◆ **Data listing**:
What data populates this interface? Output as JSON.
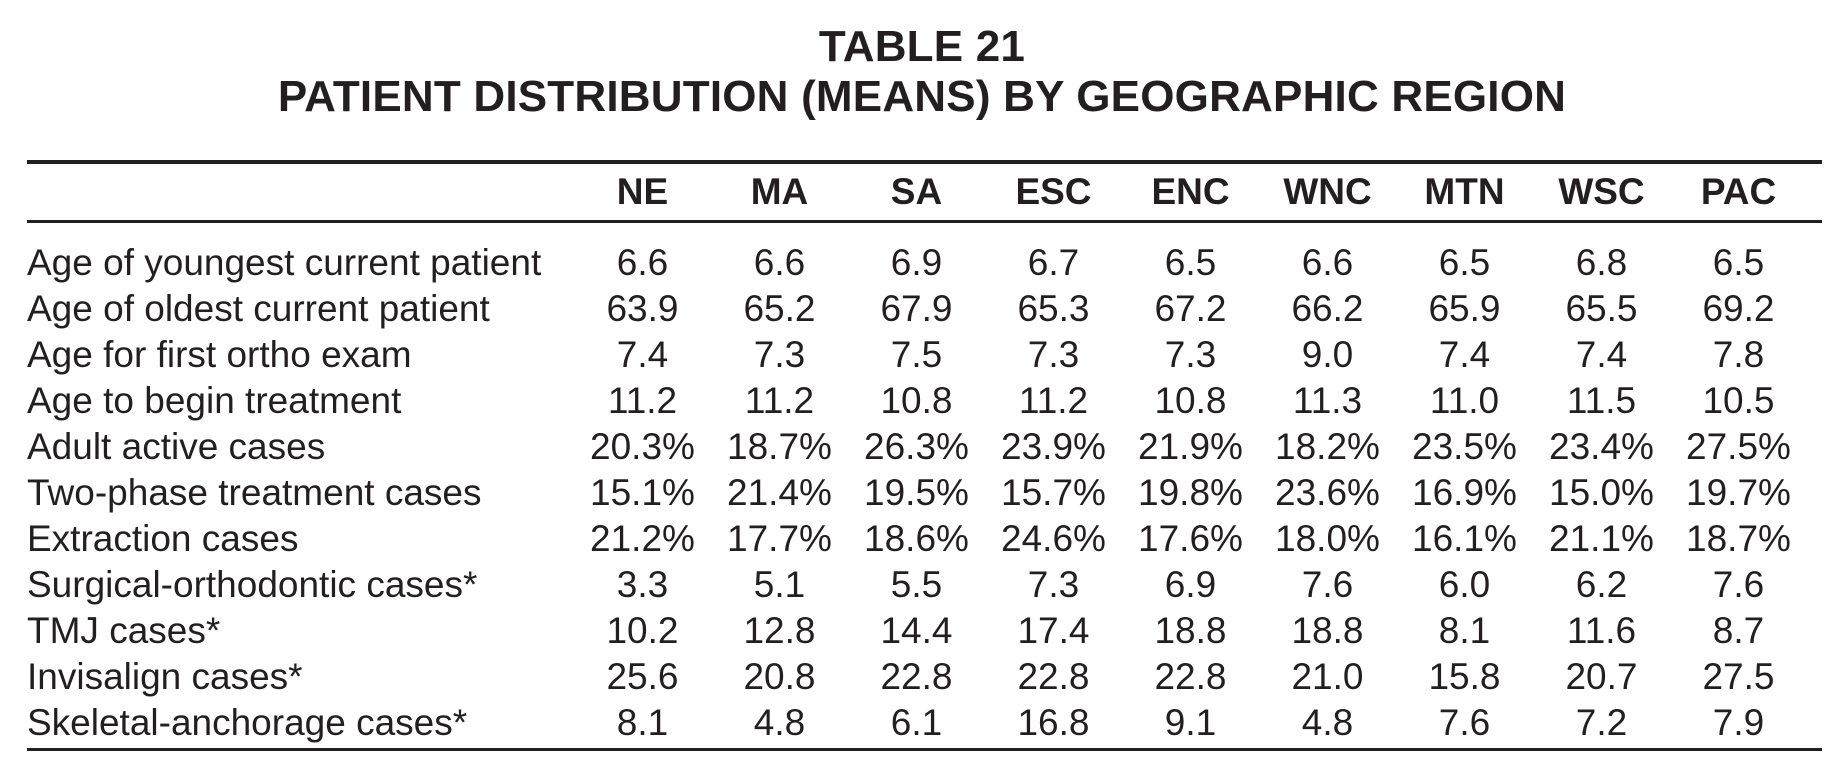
{
  "table": {
    "number": "TABLE 21",
    "title": "PATIENT DISTRIBUTION (MEANS) BY GEOGRAPHIC REGION",
    "columns": [
      "NE",
      "MA",
      "SA",
      "ESC",
      "ENC",
      "WNC",
      "MTN",
      "WSC",
      "PAC"
    ],
    "rows": [
      {
        "label": "Age of youngest current patient",
        "values": [
          "6.6",
          "6.6",
          "6.9",
          "6.7",
          "6.5",
          "6.6",
          "6.5",
          "6.8",
          "6.5"
        ]
      },
      {
        "label": "Age of oldest current patient",
        "values": [
          "63.9",
          "65.2",
          "67.9",
          "65.3",
          "67.2",
          "66.2",
          "65.9",
          "65.5",
          "69.2"
        ]
      },
      {
        "label": "Age for first ortho exam",
        "values": [
          "7.4",
          "7.3",
          "7.5",
          "7.3",
          "7.3",
          "9.0",
          "7.4",
          "7.4",
          "7.8"
        ]
      },
      {
        "label": "Age to begin treatment",
        "values": [
          "11.2",
          "11.2",
          "10.8",
          "11.2",
          "10.8",
          "11.3",
          "11.0",
          "11.5",
          "10.5"
        ]
      },
      {
        "label": "Adult active cases",
        "values": [
          "20.3%",
          "18.7%",
          "26.3%",
          "23.9%",
          "21.9%",
          "18.2%",
          "23.5%",
          "23.4%",
          "27.5%"
        ]
      },
      {
        "label": "Two-phase treatment cases",
        "values": [
          "15.1%",
          "21.4%",
          "19.5%",
          "15.7%",
          "19.8%",
          "23.6%",
          "16.9%",
          "15.0%",
          "19.7%"
        ]
      },
      {
        "label": "Extraction cases",
        "values": [
          "21.2%",
          "17.7%",
          "18.6%",
          "24.6%",
          "17.6%",
          "18.0%",
          "16.1%",
          "21.1%",
          "18.7%"
        ]
      },
      {
        "label": "Surgical-orthodontic cases*",
        "values": [
          "3.3",
          "5.1",
          "5.5",
          "7.3",
          "6.9",
          "7.6",
          "6.0",
          "6.2",
          "7.6"
        ]
      },
      {
        "label": "TMJ cases*",
        "values": [
          "10.2",
          "12.8",
          "14.4",
          "17.4",
          "18.8",
          "18.8",
          "8.1",
          "11.6",
          "8.7"
        ]
      },
      {
        "label": "Invisalign cases*",
        "values": [
          "25.6",
          "20.8",
          "22.8",
          "22.8",
          "22.8",
          "21.0",
          "15.8",
          "20.7",
          "27.5"
        ]
      },
      {
        "label": "Skeletal-anchorage cases*",
        "values": [
          "8.1",
          "4.8",
          "6.1",
          "16.8",
          "9.1",
          "4.8",
          "7.6",
          "7.2",
          "7.9"
        ]
      }
    ]
  }
}
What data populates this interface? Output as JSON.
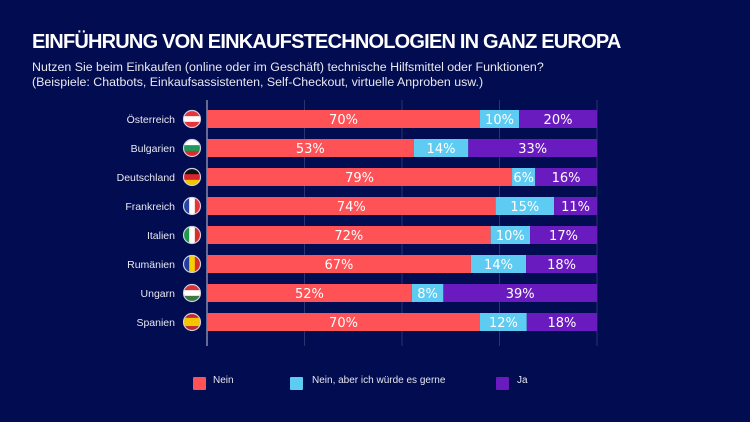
{
  "chart_data": {
    "type": "bar",
    "orientation": "horizontal",
    "stacked": true,
    "title": "EINFÜHRUNG VON EINKAUFSTECHNOLOGIEN IN GANZ EUROPA",
    "subtitle": [
      "Nutzen Sie beim Einkaufen (online oder im Geschäft) technische Hilfsmittel oder Funktionen?",
      "(Beispiele: Chatbots, Einkaufsassistenten, Self-Checkout, virtuelle Anproben usw.)"
    ],
    "categories": [
      "Österreich",
      "Bulgarien",
      "Deutschland",
      "Frankreich",
      "Italien",
      "Rumänien",
      "Ungarn",
      "Spanien"
    ],
    "flags": [
      "austria-flag",
      "bulgaria-flag",
      "germany-flag",
      "france-flag",
      "italy-flag",
      "romania-flag",
      "hungary-flag",
      "spain-flag"
    ],
    "series": [
      {
        "name": "Nein",
        "color": "#ff5257",
        "values": [
          70,
          53,
          79,
          74,
          72,
          67,
          52,
          70
        ]
      },
      {
        "name": "Nein, aber ich würde es gerne",
        "color": "#5ecbf3",
        "values": [
          10,
          14,
          6,
          15,
          10,
          14,
          8,
          12
        ]
      },
      {
        "name": "Ja",
        "color": "#6a1bbf",
        "values": [
          20,
          33,
          16,
          11,
          17,
          18,
          39,
          18
        ]
      }
    ],
    "xlim": [
      0,
      100
    ],
    "grid": true,
    "legend_position": "bottom"
  }
}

◆ **What needs to be done**:
Quote in full the listing given above; the images are to be left out.

◆ **Written reply**:
What data populates this interface? Output as JSON.
{
  "table": {
    "number": "TABLE 21",
    "title": "PATIENT DISTRIBUTION (MEANS) BY GEOGRAPHIC REGION",
    "columns": [
      "NE",
      "MA",
      "SA",
      "ESC",
      "ENC",
      "WNC",
      "MTN",
      "WSC",
      "PAC"
    ],
    "rows": [
      {
        "label": "Age of youngest current patient",
        "values": [
          "6.6",
          "6.6",
          "6.9",
          "6.7",
          "6.5",
          "6.6",
          "6.5",
          "6.8",
          "6.5"
        ]
      },
      {
        "label": "Age of oldest current patient",
        "values": [
          "63.9",
          "65.2",
          "67.9",
          "65.3",
          "67.2",
          "66.2",
          "65.9",
          "65.5",
          "69.2"
        ]
      },
      {
        "label": "Age for first ortho exam",
        "values": [
          "7.4",
          "7.3",
          "7.5",
          "7.3",
          "7.3",
          "9.0",
          "7.4",
          "7.4",
          "7.8"
        ]
      },
      {
        "label": "Age to begin treatment",
        "values": [
          "11.2",
          "11.2",
          "10.8",
          "11.2",
          "10.8",
          "11.3",
          "11.0",
          "11.5",
          "10.5"
        ]
      },
      {
        "label": "Adult active cases",
        "values": [
          "20.3%",
          "18.7%",
          "26.3%",
          "23.9%",
          "21.9%",
          "18.2%",
          "23.5%",
          "23.4%",
          "27.5%"
        ]
      },
      {
        "label": "Two-phase treatment cases",
        "values": [
          "15.1%",
          "21.4%",
          "19.5%",
          "15.7%",
          "19.8%",
          "23.6%",
          "16.9%",
          "15.0%",
          "19.7%"
        ]
      },
      {
        "label": "Extraction cases",
        "values": [
          "21.2%",
          "17.7%",
          "18.6%",
          "24.6%",
          "17.6%",
          "18.0%",
          "16.1%",
          "21.1%",
          "18.7%"
        ]
      },
      {
        "label": "Surgical-orthodontic cases*",
        "values": [
          "3.3",
          "5.1",
          "5.5",
          "7.3",
          "6.9",
          "7.6",
          "6.0",
          "6.2",
          "7.6"
        ]
      },
      {
        "label": "TMJ cases*",
        "values": [
          "10.2",
          "12.8",
          "14.4",
          "17.4",
          "18.8",
          "18.8",
          "8.1",
          "11.6",
          "8.7"
        ]
      },
      {
        "label": "Invisalign cases*",
        "values": [
          "25.6",
          "20.8",
          "22.8",
          "22.8",
          "22.8",
          "21.0",
          "15.8",
          "20.7",
          "27.5"
        ]
      },
      {
        "label": "Skeletal-anchorage cases*",
        "values": [
          "8.1",
          "4.8",
          "6.1",
          "16.8",
          "9.1",
          "4.8",
          "7.6",
          "7.2",
          "7.9"
        ]
      }
    ]
  }
}
What data populates this interface? Output as JSON.
{
  "chart_data": {
    "type": "bar",
    "orientation": "horizontal",
    "stacked": true,
    "title": "EINFÜHRUNG VON EINKAUFSTECHNOLOGIEN IN GANZ EUROPA",
    "subtitle": [
      "Nutzen Sie beim Einkaufen (online oder im Geschäft) technische Hilfsmittel oder Funktionen?",
      "(Beispiele: Chatbots, Einkaufsassistenten, Self-Checkout, virtuelle Anproben usw.)"
    ],
    "categories": [
      "Österreich",
      "Bulgarien",
      "Deutschland",
      "Frankreich",
      "Italien",
      "Rumänien",
      "Ungarn",
      "Spanien"
    ],
    "flags": [
      "austria-flag",
      "bulgaria-flag",
      "germany-flag",
      "france-flag",
      "italy-flag",
      "romania-flag",
      "hungary-flag",
      "spain-flag"
    ],
    "series": [
      {
        "name": "Nein",
        "color": "#ff5257",
        "values": [
          70,
          53,
          79,
          74,
          72,
          67,
          52,
          70
        ]
      },
      {
        "name": "Nein, aber ich würde es gerne",
        "color": "#5ecbf3",
        "values": [
          10,
          14,
          6,
          15,
          10,
          14,
          8,
          12
        ]
      },
      {
        "name": "Ja",
        "color": "#6a1bbf",
        "values": [
          20,
          33,
          16,
          11,
          17,
          18,
          39,
          18
        ]
      }
    ],
    "xlim": [
      0,
      100
    ],
    "grid": true,
    "legend_position": "bottom"
  }
}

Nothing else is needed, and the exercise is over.